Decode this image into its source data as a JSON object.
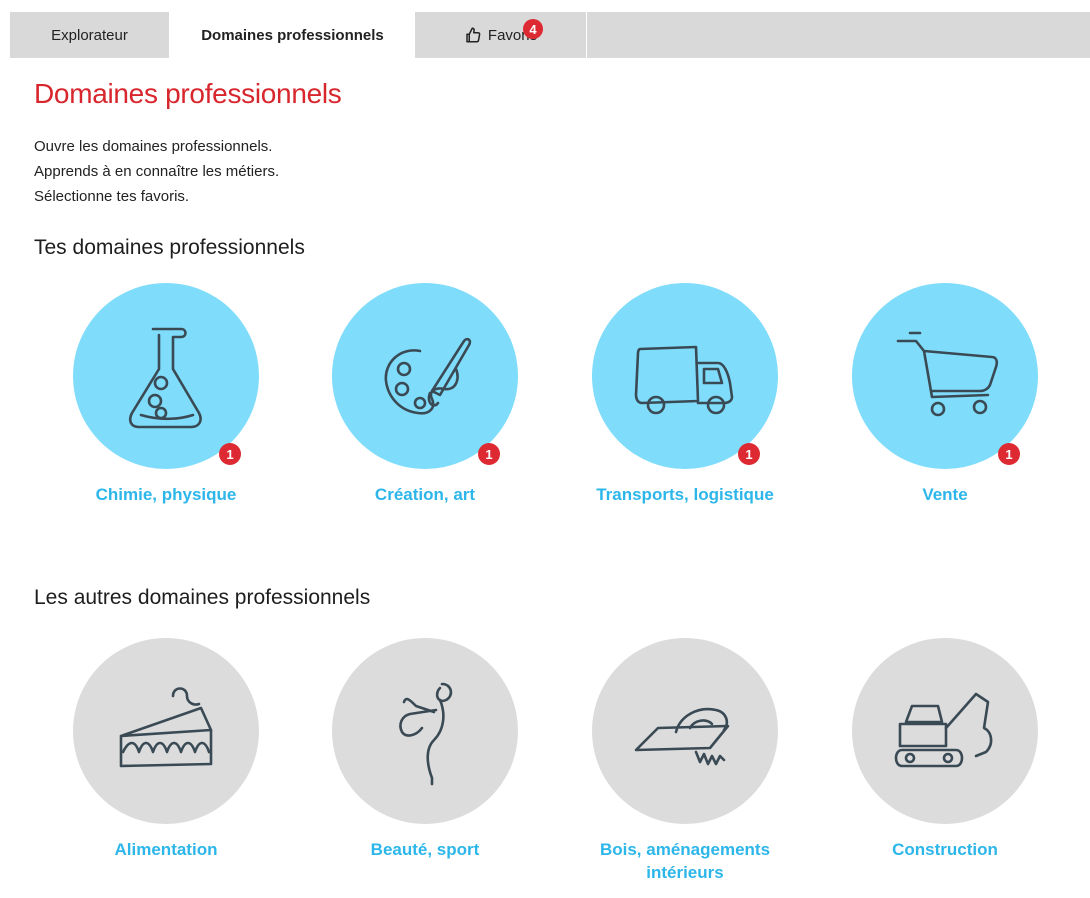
{
  "tabs": {
    "explorer": "Explorateur",
    "domains": "Domaines professionnels",
    "favoris": "Favoris",
    "favoris_count": "4"
  },
  "page": {
    "title": "Domaines professionnels",
    "intro": [
      "Ouvre les domaines professionnels.",
      "Apprends à en connaître les métiers.",
      "Sélectionne tes favoris."
    ]
  },
  "favorites_section": {
    "heading": "Tes domaines professionnels",
    "items": [
      {
        "label": "Chimie, physique",
        "count": "1",
        "icon": "flask-icon"
      },
      {
        "label": "Création, art",
        "count": "1",
        "icon": "palette-icon"
      },
      {
        "label": "Transports, logistique",
        "count": "1",
        "icon": "truck-icon"
      },
      {
        "label": "Vente",
        "count": "1",
        "icon": "cart-icon"
      }
    ]
  },
  "others_section": {
    "heading": "Les autres domaines professionnels",
    "items": [
      {
        "label": "Alimentation",
        "icon": "cake-icon"
      },
      {
        "label": "Beauté, sport",
        "icon": "dancer-icon"
      },
      {
        "label": "Bois, aménagements intérieurs",
        "icon": "saw-icon"
      },
      {
        "label": "Construction",
        "icon": "excavator-icon"
      }
    ]
  },
  "colors": {
    "title_red": "#d8262d",
    "badge_red": "#dd2a32",
    "favorite_circle": "#7fdcfb",
    "other_circle": "#dcdcdc",
    "label_blue": "#2cb6ea",
    "icon_stroke": "#3a4a55"
  }
}
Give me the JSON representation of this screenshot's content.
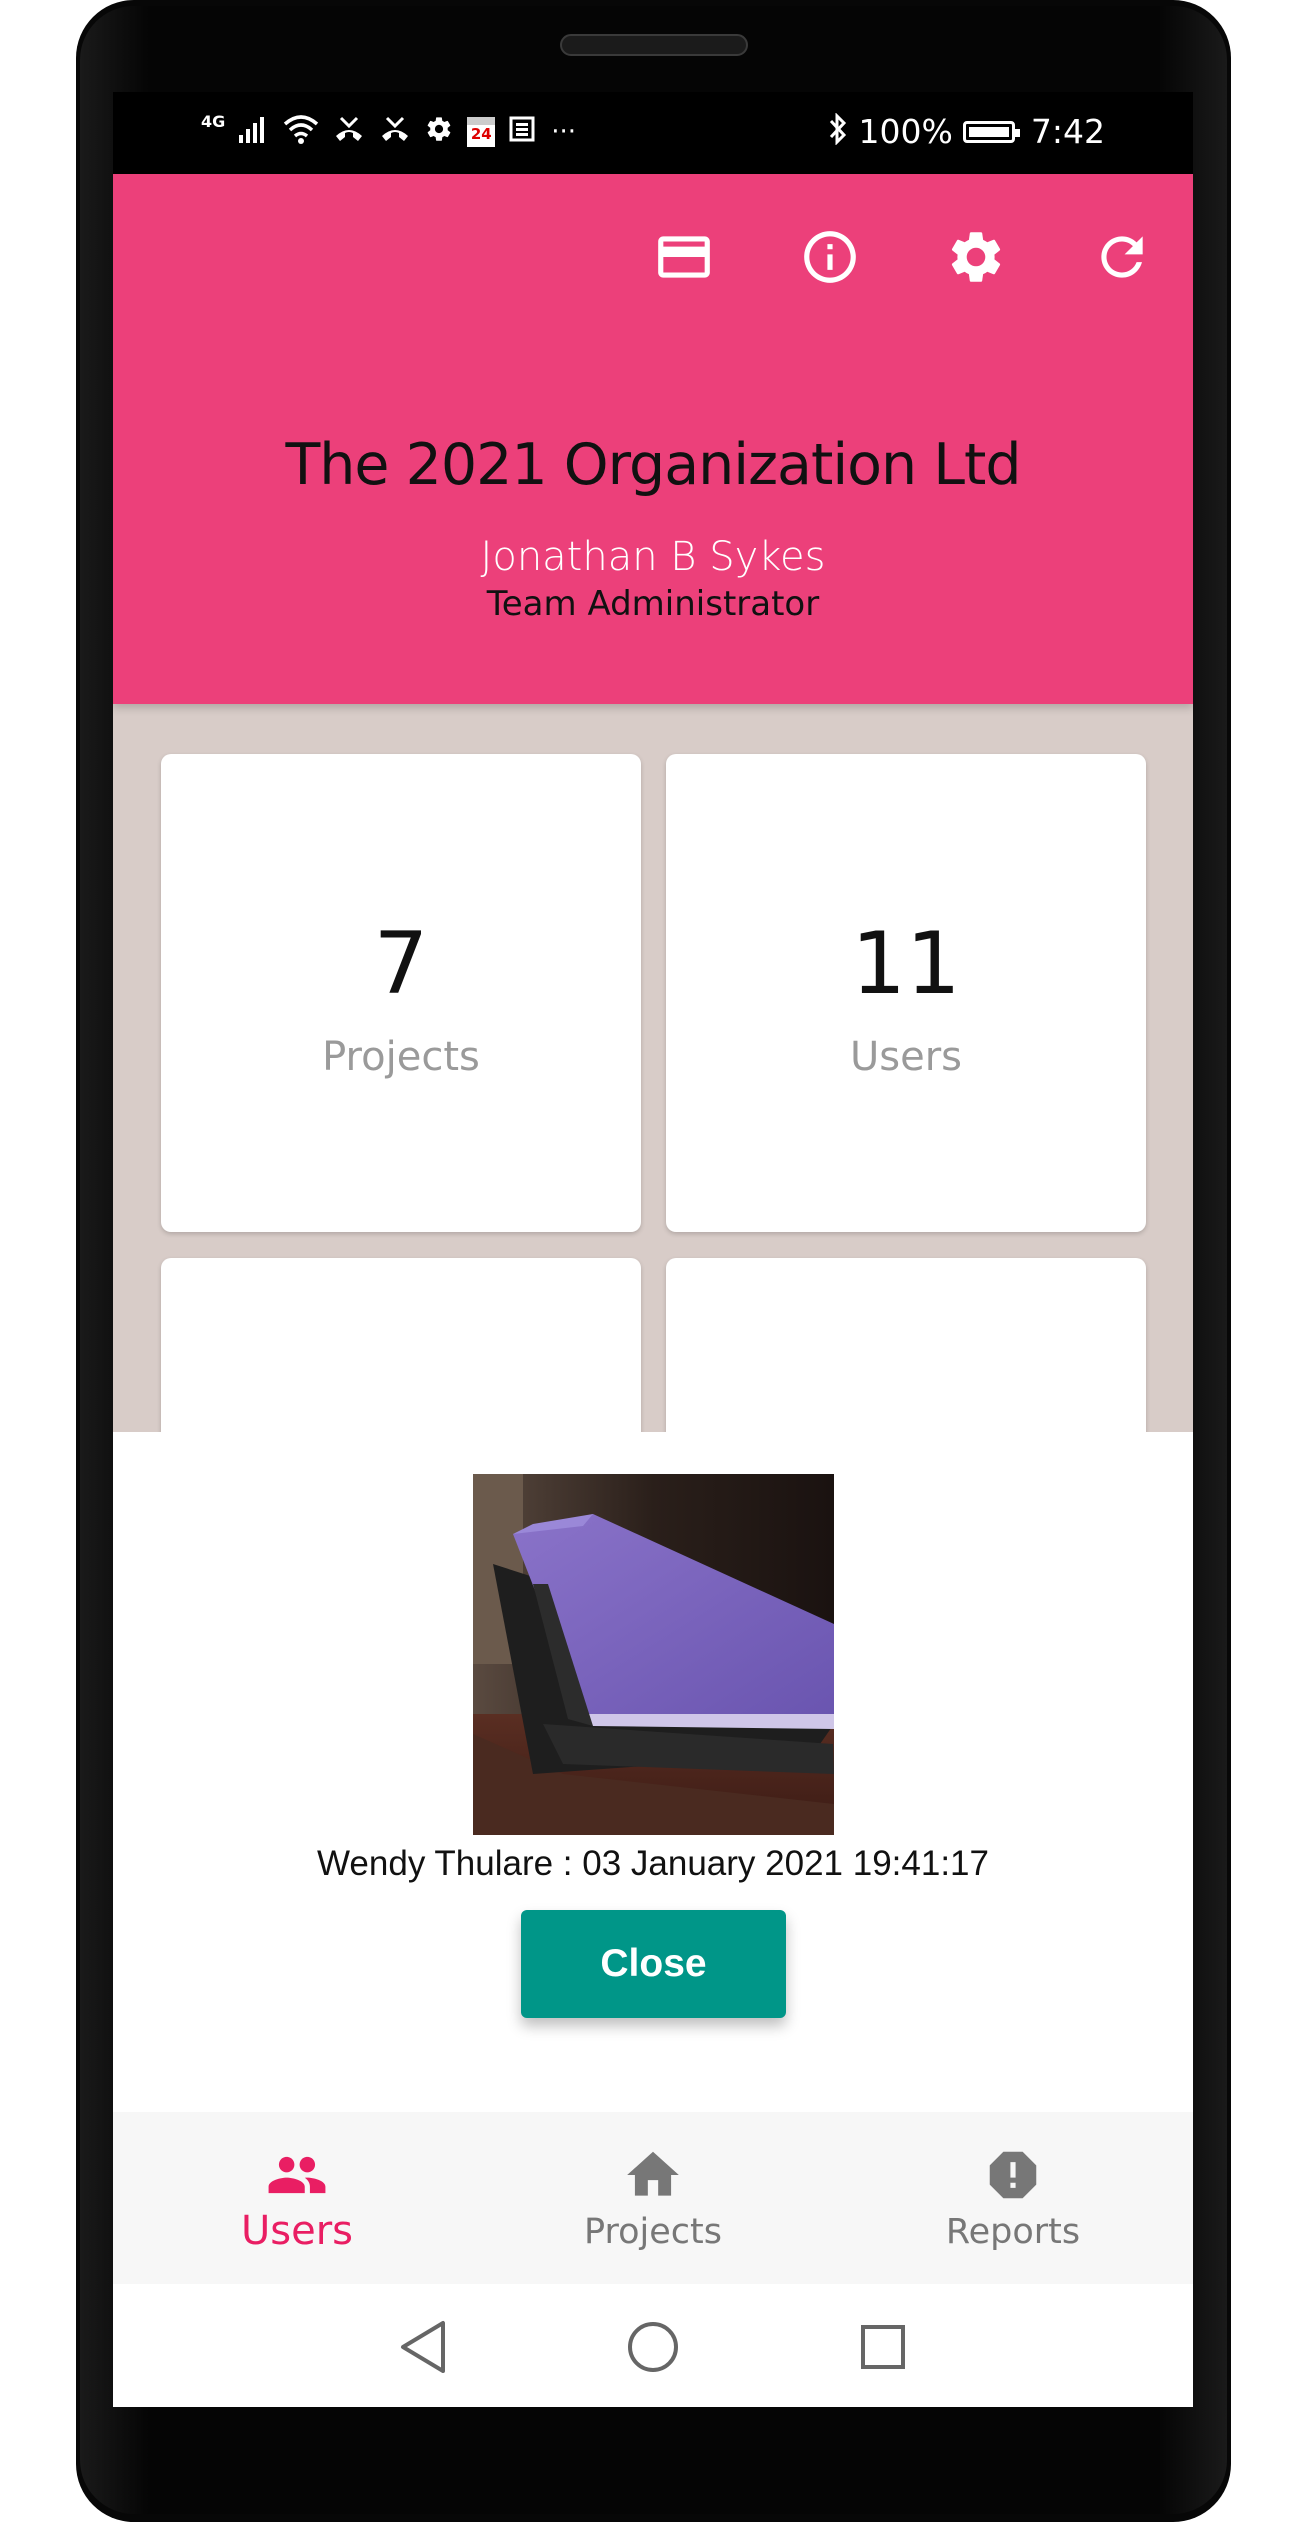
{
  "status_bar": {
    "network": "4G",
    "battery_percent": "100%",
    "time": "7:42",
    "calendar_day": "24",
    "more": "···"
  },
  "header": {
    "org_name": "The 2021 Organization Ltd",
    "user_name": "Jonathan B Sykes",
    "user_role": "Team Administrator",
    "accent_color": "#EC407A",
    "actions": [
      {
        "name": "card-icon"
      },
      {
        "name": "info-icon"
      },
      {
        "name": "settings-icon"
      },
      {
        "name": "refresh-icon"
      }
    ]
  },
  "dashboard": {
    "cards": [
      {
        "value": "7",
        "label": "Projects"
      },
      {
        "value": "11",
        "label": "Users"
      }
    ]
  },
  "photo_sheet": {
    "caption": "Wendy Thulare : 03 January 2021 19:41:17",
    "close_label": "Close",
    "button_color": "#009688"
  },
  "bottom_nav": {
    "items": [
      {
        "label": "Users",
        "icon": "users-icon",
        "active": true
      },
      {
        "label": "Projects",
        "icon": "home-icon",
        "active": false
      },
      {
        "label": "Reports",
        "icon": "alert-icon",
        "active": false
      }
    ],
    "active_color": "#E91E63"
  },
  "system_nav": {
    "buttons": [
      "back-icon",
      "home-circle-icon",
      "recents-icon"
    ]
  }
}
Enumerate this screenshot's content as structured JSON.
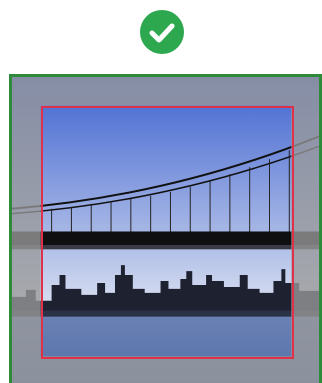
{
  "status": {
    "icon": "check-circle-icon",
    "color": "#2ea84f"
  },
  "image": {
    "subject": "bridge-and-city-skyline-photo",
    "frame_color": "#2e8b3a"
  },
  "selection": {
    "color": "#e0314b"
  },
  "palette": {
    "sky_top": "#3f63d0",
    "sky_bottom": "#d7def0",
    "water": "#5570a8",
    "overlay": "#9a9a9a"
  }
}
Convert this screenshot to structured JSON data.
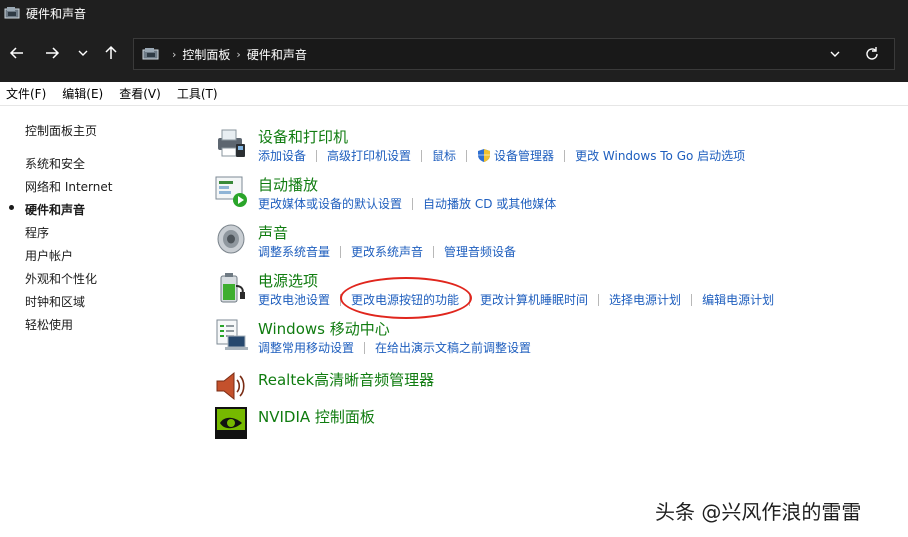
{
  "window": {
    "title": "硬件和声音"
  },
  "address_bar": {
    "crumbs": [
      "控制面板",
      "硬件和声音"
    ]
  },
  "menu": [
    "文件(F)",
    "编辑(E)",
    "查看(V)",
    "工具(T)"
  ],
  "sidebar": {
    "items": [
      {
        "label": "控制面板主页"
      },
      {
        "label": "系统和安全"
      },
      {
        "label": "网络和 Internet"
      },
      {
        "label": "硬件和声音",
        "active": true
      },
      {
        "label": "程序"
      },
      {
        "label": "用户帐户"
      },
      {
        "label": "外观和个性化"
      },
      {
        "label": "时钟和区域"
      },
      {
        "label": "轻松使用"
      }
    ]
  },
  "categories": [
    {
      "title": "设备和打印机",
      "icon": "printer-icon",
      "links": [
        "添加设备",
        "高级打印机设置",
        "鼠标",
        "设备管理器",
        "更改 Windows To Go 启动选项"
      ]
    },
    {
      "title": "自动播放",
      "icon": "autoplay-icon",
      "links": [
        "更改媒体或设备的默认设置",
        "自动播放 CD 或其他媒体"
      ]
    },
    {
      "title": "声音",
      "icon": "speaker-icon",
      "links": [
        "调整系统音量",
        "更改系统声音",
        "管理音频设备"
      ]
    },
    {
      "title": "电源选项",
      "icon": "battery-icon",
      "links": [
        "更改电池设置",
        "更改电源按钮的功能",
        "更改计算机睡眠时间",
        "选择电源计划",
        "编辑电源计划"
      ]
    },
    {
      "title": "Windows 移动中心",
      "icon": "mobility-center-icon",
      "links": [
        "调整常用移动设置",
        "在给出演示文稿之前调整设置"
      ]
    },
    {
      "title": "Realtek高清晰音频管理器",
      "icon": "realtek-speaker-icon",
      "links": []
    },
    {
      "title": "NVIDIA 控制面板",
      "icon": "nvidia-icon",
      "links": []
    }
  ],
  "watermark": "头条 @兴风作浪的雷雷",
  "colors": {
    "title_bar": "#1f1f1f",
    "category_title": "#107c10",
    "link": "#1e5ebe",
    "highlight_circle": "#e0261d"
  }
}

────────────────────

* **What you need to do**:
Transcribe each line above verbatim, with the pictures left out.

* **Solution**:
Decode this image into its source data as a JSON object.
{
  "tabs": {
    "explorer": "Explorateur",
    "domains": "Domaines professionnels",
    "favoris": "Favoris",
    "favoris_count": "4"
  },
  "page": {
    "title": "Domaines professionnels",
    "intro": [
      "Ouvre les domaines professionnels.",
      "Apprends à en connaître les métiers.",
      "Sélectionne tes favoris."
    ]
  },
  "favorites_section": {
    "heading": "Tes domaines professionnels",
    "items": [
      {
        "label": "Chimie, physique",
        "count": "1",
        "icon": "flask-icon"
      },
      {
        "label": "Création, art",
        "count": "1",
        "icon": "palette-icon"
      },
      {
        "label": "Transports, logistique",
        "count": "1",
        "icon": "truck-icon"
      },
      {
        "label": "Vente",
        "count": "1",
        "icon": "cart-icon"
      }
    ]
  },
  "others_section": {
    "heading": "Les autres domaines professionnels",
    "items": [
      {
        "label": "Alimentation",
        "icon": "cake-icon"
      },
      {
        "label": "Beauté, sport",
        "icon": "dancer-icon"
      },
      {
        "label": "Bois, aménagements intérieurs",
        "icon": "saw-icon"
      },
      {
        "label": "Construction",
        "icon": "excavator-icon"
      }
    ]
  },
  "colors": {
    "title_red": "#d8262d",
    "badge_red": "#dd2a32",
    "favorite_circle": "#7fdcfb",
    "other_circle": "#dcdcdc",
    "label_blue": "#2cb6ea",
    "icon_stroke": "#3a4a55"
  }
}
Give me the JSON representation of this screenshot's content.
{
  "status_bar": {
    "network": "4G",
    "battery_percent": "100%",
    "time": "7:42",
    "calendar_day": "24",
    "more": "···"
  },
  "header": {
    "org_name": "The 2021 Organization Ltd",
    "user_name": "Jonathan B Sykes",
    "user_role": "Team Administrator",
    "accent_color": "#EC407A",
    "actions": [
      {
        "name": "card-icon"
      },
      {
        "name": "info-icon"
      },
      {
        "name": "settings-icon"
      },
      {
        "name": "refresh-icon"
      }
    ]
  },
  "dashboard": {
    "cards": [
      {
        "value": "7",
        "label": "Projects"
      },
      {
        "value": "11",
        "label": "Users"
      }
    ]
  },
  "photo_sheet": {
    "caption": "Wendy Thulare : 03 January 2021 19:41:17",
    "close_label": "Close",
    "button_color": "#009688"
  },
  "bottom_nav": {
    "items": [
      {
        "label": "Users",
        "icon": "users-icon",
        "active": true
      },
      {
        "label": "Projects",
        "icon": "home-icon",
        "active": false
      },
      {
        "label": "Reports",
        "icon": "alert-icon",
        "active": false
      }
    ],
    "active_color": "#E91E63"
  },
  "system_nav": {
    "buttons": [
      "back-icon",
      "home-circle-icon",
      "recents-icon"
    ]
  }
}
Enumerate this screenshot's content as structured JSON.
{
  "status": {
    "icon": "check-circle-icon",
    "color": "#2ea84f"
  },
  "image": {
    "subject": "bridge-and-city-skyline-photo",
    "frame_color": "#2e8b3a"
  },
  "selection": {
    "color": "#e0314b"
  },
  "palette": {
    "sky_top": "#3f63d0",
    "sky_bottom": "#d7def0",
    "water": "#5570a8",
    "overlay": "#9a9a9a"
  }
}
Convert this screenshot to structured JSON data.
{
  "window": {
    "title": "硬件和声音"
  },
  "address_bar": {
    "crumbs": [
      "控制面板",
      "硬件和声音"
    ]
  },
  "menu": [
    "文件(F)",
    "编辑(E)",
    "查看(V)",
    "工具(T)"
  ],
  "sidebar": {
    "items": [
      {
        "label": "控制面板主页"
      },
      {
        "label": "系统和安全"
      },
      {
        "label": "网络和 Internet"
      },
      {
        "label": "硬件和声音",
        "active": true
      },
      {
        "label": "程序"
      },
      {
        "label": "用户帐户"
      },
      {
        "label": "外观和个性化"
      },
      {
        "label": "时钟和区域"
      },
      {
        "label": "轻松使用"
      }
    ]
  },
  "categories": [
    {
      "title": "设备和打印机",
      "icon": "printer-icon",
      "links": [
        "添加设备",
        "高级打印机设置",
        "鼠标",
        "设备管理器",
        "更改 Windows To Go 启动选项"
      ]
    },
    {
      "title": "自动播放",
      "icon": "autoplay-icon",
      "links": [
        "更改媒体或设备的默认设置",
        "自动播放 CD 或其他媒体"
      ]
    },
    {
      "title": "声音",
      "icon": "speaker-icon",
      "links": [
        "调整系统音量",
        "更改系统声音",
        "管理音频设备"
      ]
    },
    {
      "title": "电源选项",
      "icon": "battery-icon",
      "links": [
        "更改电池设置",
        "更改电源按钮的功能",
        "更改计算机睡眠时间",
        "选择电源计划",
        "编辑电源计划"
      ]
    },
    {
      "title": "Windows 移动中心",
      "icon": "mobility-center-icon",
      "links": [
        "调整常用移动设置",
        "在给出演示文稿之前调整设置"
      ]
    },
    {
      "title": "Realtek高清晰音频管理器",
      "icon": "realtek-speaker-icon",
      "links": []
    },
    {
      "title": "NVIDIA 控制面板",
      "icon": "nvidia-icon",
      "links": []
    }
  ],
  "watermark": "头条 @兴风作浪的雷雷",
  "colors": {
    "title_bar": "#1f1f1f",
    "category_title": "#107c10",
    "link": "#1e5ebe",
    "highlight_circle": "#e0261d"
  }
}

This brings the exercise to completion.